_Instruction:_ Give every entry again, word for word and in full.

_Records about charts and figures:_

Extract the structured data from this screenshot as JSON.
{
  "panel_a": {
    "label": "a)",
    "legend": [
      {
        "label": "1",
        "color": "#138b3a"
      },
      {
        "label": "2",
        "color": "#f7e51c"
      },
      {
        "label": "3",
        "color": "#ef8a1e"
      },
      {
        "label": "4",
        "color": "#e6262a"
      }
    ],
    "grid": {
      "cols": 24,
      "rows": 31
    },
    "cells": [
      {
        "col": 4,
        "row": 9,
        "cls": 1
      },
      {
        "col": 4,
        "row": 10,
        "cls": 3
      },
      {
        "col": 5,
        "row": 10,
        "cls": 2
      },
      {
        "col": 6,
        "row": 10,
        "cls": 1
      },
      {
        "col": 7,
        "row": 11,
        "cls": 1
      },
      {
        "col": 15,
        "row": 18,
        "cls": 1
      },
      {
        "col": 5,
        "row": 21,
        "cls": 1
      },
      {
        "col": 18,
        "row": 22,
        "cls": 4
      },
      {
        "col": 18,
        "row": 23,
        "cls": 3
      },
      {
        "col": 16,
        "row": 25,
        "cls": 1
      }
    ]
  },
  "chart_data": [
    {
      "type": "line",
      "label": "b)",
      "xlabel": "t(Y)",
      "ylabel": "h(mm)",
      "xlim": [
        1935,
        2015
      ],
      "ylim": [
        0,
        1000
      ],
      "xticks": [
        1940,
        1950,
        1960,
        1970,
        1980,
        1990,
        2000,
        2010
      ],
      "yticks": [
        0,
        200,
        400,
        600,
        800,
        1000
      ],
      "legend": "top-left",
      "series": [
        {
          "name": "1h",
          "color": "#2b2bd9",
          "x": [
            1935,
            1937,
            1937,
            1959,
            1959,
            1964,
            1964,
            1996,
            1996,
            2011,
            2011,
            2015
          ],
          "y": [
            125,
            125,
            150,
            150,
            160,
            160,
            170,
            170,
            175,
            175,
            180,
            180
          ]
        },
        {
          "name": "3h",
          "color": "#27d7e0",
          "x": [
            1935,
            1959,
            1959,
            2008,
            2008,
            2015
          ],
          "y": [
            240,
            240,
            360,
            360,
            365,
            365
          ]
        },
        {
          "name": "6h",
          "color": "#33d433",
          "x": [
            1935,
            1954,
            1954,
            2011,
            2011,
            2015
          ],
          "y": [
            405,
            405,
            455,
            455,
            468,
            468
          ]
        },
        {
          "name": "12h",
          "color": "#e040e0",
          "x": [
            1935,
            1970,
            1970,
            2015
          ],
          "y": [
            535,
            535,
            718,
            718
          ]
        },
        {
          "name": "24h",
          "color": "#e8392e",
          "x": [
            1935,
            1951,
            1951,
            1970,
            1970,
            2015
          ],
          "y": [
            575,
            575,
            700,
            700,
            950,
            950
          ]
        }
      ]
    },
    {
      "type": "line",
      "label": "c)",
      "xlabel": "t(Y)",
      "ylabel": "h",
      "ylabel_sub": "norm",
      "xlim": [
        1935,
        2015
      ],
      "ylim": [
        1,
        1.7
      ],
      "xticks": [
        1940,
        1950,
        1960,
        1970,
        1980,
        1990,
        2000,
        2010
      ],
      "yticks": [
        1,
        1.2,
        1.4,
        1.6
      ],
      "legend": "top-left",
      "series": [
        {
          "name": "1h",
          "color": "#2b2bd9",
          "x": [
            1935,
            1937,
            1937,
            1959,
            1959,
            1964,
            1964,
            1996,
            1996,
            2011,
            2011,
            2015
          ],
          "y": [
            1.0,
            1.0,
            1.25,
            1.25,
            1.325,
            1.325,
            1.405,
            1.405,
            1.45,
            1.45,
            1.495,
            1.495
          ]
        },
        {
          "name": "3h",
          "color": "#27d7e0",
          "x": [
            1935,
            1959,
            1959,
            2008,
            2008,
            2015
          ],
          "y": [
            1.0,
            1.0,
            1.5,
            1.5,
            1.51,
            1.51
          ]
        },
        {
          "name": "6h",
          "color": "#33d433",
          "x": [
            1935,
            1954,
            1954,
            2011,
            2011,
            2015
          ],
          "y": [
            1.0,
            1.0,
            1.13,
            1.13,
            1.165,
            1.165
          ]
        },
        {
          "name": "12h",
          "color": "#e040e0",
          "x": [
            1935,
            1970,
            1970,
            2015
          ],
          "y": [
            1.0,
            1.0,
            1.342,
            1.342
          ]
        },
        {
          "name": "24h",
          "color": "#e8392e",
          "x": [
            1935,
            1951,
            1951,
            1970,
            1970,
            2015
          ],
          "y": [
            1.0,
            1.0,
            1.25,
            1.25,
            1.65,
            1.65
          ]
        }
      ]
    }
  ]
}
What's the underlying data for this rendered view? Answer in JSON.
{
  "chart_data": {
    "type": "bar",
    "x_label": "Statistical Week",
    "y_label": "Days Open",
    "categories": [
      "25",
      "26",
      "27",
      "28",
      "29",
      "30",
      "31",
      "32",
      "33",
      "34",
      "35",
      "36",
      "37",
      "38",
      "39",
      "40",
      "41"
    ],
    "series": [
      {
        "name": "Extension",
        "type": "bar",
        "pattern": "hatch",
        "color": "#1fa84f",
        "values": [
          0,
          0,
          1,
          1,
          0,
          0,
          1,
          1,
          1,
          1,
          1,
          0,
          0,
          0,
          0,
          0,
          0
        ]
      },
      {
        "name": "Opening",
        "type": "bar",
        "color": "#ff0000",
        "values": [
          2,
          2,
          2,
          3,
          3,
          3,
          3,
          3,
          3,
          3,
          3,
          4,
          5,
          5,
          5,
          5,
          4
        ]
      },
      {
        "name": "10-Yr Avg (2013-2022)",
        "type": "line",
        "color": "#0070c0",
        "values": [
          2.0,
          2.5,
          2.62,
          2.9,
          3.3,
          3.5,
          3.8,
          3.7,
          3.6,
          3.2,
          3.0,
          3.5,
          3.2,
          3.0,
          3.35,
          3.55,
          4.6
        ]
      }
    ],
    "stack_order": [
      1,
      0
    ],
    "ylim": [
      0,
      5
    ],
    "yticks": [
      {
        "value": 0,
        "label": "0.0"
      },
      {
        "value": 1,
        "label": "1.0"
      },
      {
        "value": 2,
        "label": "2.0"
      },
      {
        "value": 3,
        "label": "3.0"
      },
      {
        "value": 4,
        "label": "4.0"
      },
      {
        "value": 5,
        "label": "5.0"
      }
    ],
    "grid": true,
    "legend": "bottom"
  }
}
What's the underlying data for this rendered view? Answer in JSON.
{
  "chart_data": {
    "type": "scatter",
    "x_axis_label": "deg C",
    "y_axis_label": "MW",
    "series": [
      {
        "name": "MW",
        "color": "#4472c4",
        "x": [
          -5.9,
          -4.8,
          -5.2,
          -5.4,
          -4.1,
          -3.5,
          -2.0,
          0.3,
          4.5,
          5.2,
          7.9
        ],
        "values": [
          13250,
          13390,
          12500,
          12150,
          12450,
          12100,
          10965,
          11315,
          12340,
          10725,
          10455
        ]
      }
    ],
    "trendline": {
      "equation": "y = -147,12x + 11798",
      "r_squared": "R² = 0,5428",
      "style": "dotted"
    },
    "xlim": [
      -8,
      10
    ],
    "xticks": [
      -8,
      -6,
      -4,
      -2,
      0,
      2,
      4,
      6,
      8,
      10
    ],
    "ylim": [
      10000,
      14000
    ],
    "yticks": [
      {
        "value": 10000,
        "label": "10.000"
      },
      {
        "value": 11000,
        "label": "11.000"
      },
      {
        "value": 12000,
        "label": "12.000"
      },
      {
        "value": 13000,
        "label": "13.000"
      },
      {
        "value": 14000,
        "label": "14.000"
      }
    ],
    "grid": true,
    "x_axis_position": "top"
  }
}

_In response:_
Extract the structured data from this screenshot as JSON.
{
  "panel_a": {
    "label": "a)",
    "legend": [
      {
        "label": "1",
        "color": "#138b3a"
      },
      {
        "label": "2",
        "color": "#f7e51c"
      },
      {
        "label": "3",
        "color": "#ef8a1e"
      },
      {
        "label": "4",
        "color": "#e6262a"
      }
    ],
    "grid": {
      "cols": 24,
      "rows": 31
    },
    "cells": [
      {
        "col": 4,
        "row": 9,
        "cls": 1
      },
      {
        "col": 4,
        "row": 10,
        "cls": 3
      },
      {
        "col": 5,
        "row": 10,
        "cls": 2
      },
      {
        "col": 6,
        "row": 10,
        "cls": 1
      },
      {
        "col": 7,
        "row": 11,
        "cls": 1
      },
      {
        "col": 15,
        "row": 18,
        "cls": 1
      },
      {
        "col": 5,
        "row": 21,
        "cls": 1
      },
      {
        "col": 18,
        "row": 22,
        "cls": 4
      },
      {
        "col": 18,
        "row": 23,
        "cls": 3
      },
      {
        "col": 16,
        "row": 25,
        "cls": 1
      }
    ]
  },
  "chart_data": [
    {
      "type": "line",
      "label": "b)",
      "xlabel": "t(Y)",
      "ylabel": "h(mm)",
      "xlim": [
        1935,
        2015
      ],
      "ylim": [
        0,
        1000
      ],
      "xticks": [
        1940,
        1950,
        1960,
        1970,
        1980,
        1990,
        2000,
        2010
      ],
      "yticks": [
        0,
        200,
        400,
        600,
        800,
        1000
      ],
      "legend": "top-left",
      "series": [
        {
          "name": "1h",
          "color": "#2b2bd9",
          "x": [
            1935,
            1937,
            1937,
            1959,
            1959,
            1964,
            1964,
            1996,
            1996,
            2011,
            2011,
            2015
          ],
          "y": [
            125,
            125,
            150,
            150,
            160,
            160,
            170,
            170,
            175,
            175,
            180,
            180
          ]
        },
        {
          "name": "3h",
          "color": "#27d7e0",
          "x": [
            1935,
            1959,
            1959,
            2008,
            2008,
            2015
          ],
          "y": [
            240,
            240,
            360,
            360,
            365,
            365
          ]
        },
        {
          "name": "6h",
          "color": "#33d433",
          "x": [
            1935,
            1954,
            1954,
            2011,
            2011,
            2015
          ],
          "y": [
            405,
            405,
            455,
            455,
            468,
            468
          ]
        },
        {
          "name": "12h",
          "color": "#e040e0",
          "x": [
            1935,
            1970,
            1970,
            2015
          ],
          "y": [
            535,
            535,
            718,
            718
          ]
        },
        {
          "name": "24h",
          "color": "#e8392e",
          "x": [
            1935,
            1951,
            1951,
            1970,
            1970,
            2015
          ],
          "y": [
            575,
            575,
            700,
            700,
            950,
            950
          ]
        }
      ]
    },
    {
      "type": "line",
      "label": "c)",
      "xlabel": "t(Y)",
      "ylabel": "h",
      "ylabel_sub": "norm",
      "xlim": [
        1935,
        2015
      ],
      "ylim": [
        1,
        1.7
      ],
      "xticks": [
        1940,
        1950,
        1960,
        1970,
        1980,
        1990,
        2000,
        2010
      ],
      "yticks": [
        1,
        1.2,
        1.4,
        1.6
      ],
      "legend": "top-left",
      "series": [
        {
          "name": "1h",
          "color": "#2b2bd9",
          "x": [
            1935,
            1937,
            1937,
            1959,
            1959,
            1964,
            1964,
            1996,
            1996,
            2011,
            2011,
            2015
          ],
          "y": [
            1.0,
            1.0,
            1.25,
            1.25,
            1.325,
            1.325,
            1.405,
            1.405,
            1.45,
            1.45,
            1.495,
            1.495
          ]
        },
        {
          "name": "3h",
          "color": "#27d7e0",
          "x": [
            1935,
            1959,
            1959,
            2008,
            2008,
            2015
          ],
          "y": [
            1.0,
            1.0,
            1.5,
            1.5,
            1.51,
            1.51
          ]
        },
        {
          "name": "6h",
          "color": "#33d433",
          "x": [
            1935,
            1954,
            1954,
            2011,
            2011,
            2015
          ],
          "y": [
            1.0,
            1.0,
            1.13,
            1.13,
            1.165,
            1.165
          ]
        },
        {
          "name": "12h",
          "color": "#e040e0",
          "x": [
            1935,
            1970,
            1970,
            2015
          ],
          "y": [
            1.0,
            1.0,
            1.342,
            1.342
          ]
        },
        {
          "name": "24h",
          "color": "#e8392e",
          "x": [
            1935,
            1951,
            1951,
            1970,
            1970,
            2015
          ],
          "y": [
            1.0,
            1.0,
            1.25,
            1.25,
            1.65,
            1.65
          ]
        }
      ]
    }
  ]
}
What's the underlying data for this rendered view? Answer in JSON.
{
  "chart_data": {
    "type": "bar",
    "x_label": "Statistical Week",
    "y_label": "Days Open",
    "categories": [
      "25",
      "26",
      "27",
      "28",
      "29",
      "30",
      "31",
      "32",
      "33",
      "34",
      "35",
      "36",
      "37",
      "38",
      "39",
      "40",
      "41"
    ],
    "series": [
      {
        "name": "Extension",
        "type": "bar",
        "pattern": "hatch",
        "color": "#1fa84f",
        "values": [
          0,
          0,
          1,
          1,
          0,
          0,
          1,
          1,
          1,
          1,
          1,
          0,
          0,
          0,
          0,
          0,
          0
        ]
      },
      {
        "name": "Opening",
        "type": "bar",
        "color": "#ff0000",
        "values": [
          2,
          2,
          2,
          3,
          3,
          3,
          3,
          3,
          3,
          3,
          3,
          4,
          5,
          5,
          5,
          5,
          4
        ]
      },
      {
        "name": "10-Yr Avg (2013-2022)",
        "type": "line",
        "color": "#0070c0",
        "values": [
          2.0,
          2.5,
          2.62,
          2.9,
          3.3,
          3.5,
          3.8,
          3.7,
          3.6,
          3.2,
          3.0,
          3.5,
          3.2,
          3.0,
          3.35,
          3.55,
          4.6
        ]
      }
    ],
    "stack_order": [
      1,
      0
    ],
    "ylim": [
      0,
      5
    ],
    "yticks": [
      {
        "value": 0,
        "label": "0.0"
      },
      {
        "value": 1,
        "label": "1.0"
      },
      {
        "value": 2,
        "label": "2.0"
      },
      {
        "value": 3,
        "label": "3.0"
      },
      {
        "value": 4,
        "label": "4.0"
      },
      {
        "value": 5,
        "label": "5.0"
      }
    ],
    "grid": true,
    "legend": "bottom"
  }
}
What's the underlying data for this rendered view? Answer in JSON.
{
  "chart_data": {
    "type": "scatter",
    "x_axis_label": "deg C",
    "y_axis_label": "MW",
    "series": [
      {
        "name": "MW",
        "color": "#4472c4",
        "x": [
          -5.9,
          -4.8,
          -5.2,
          -5.4,
          -4.1,
          -3.5,
          -2.0,
          0.3,
          4.5,
          5.2,
          7.9
        ],
        "values": [
          13250,
          13390,
          12500,
          12150,
          12450,
          12100,
          10965,
          11315,
          12340,
          10725,
          10455
        ]
      }
    ],
    "trendline": {
      "equation": "y = -147,12x + 11798",
      "r_squared": "R² = 0,5428",
      "style": "dotted"
    },
    "xlim": [
      -8,
      10
    ],
    "xticks": [
      -8,
      -6,
      -4,
      -2,
      0,
      2,
      4,
      6,
      8,
      10
    ],
    "ylim": [
      10000,
      14000
    ],
    "yticks": [
      {
        "value": 10000,
        "label": "10.000"
      },
      {
        "value": 11000,
        "label": "11.000"
      },
      {
        "value": 12000,
        "label": "12.000"
      },
      {
        "value": 13000,
        "label": "13.000"
      },
      {
        "value": 14000,
        "label": "14.000"
      }
    ],
    "grid": true,
    "x_axis_position": "top"
  }
}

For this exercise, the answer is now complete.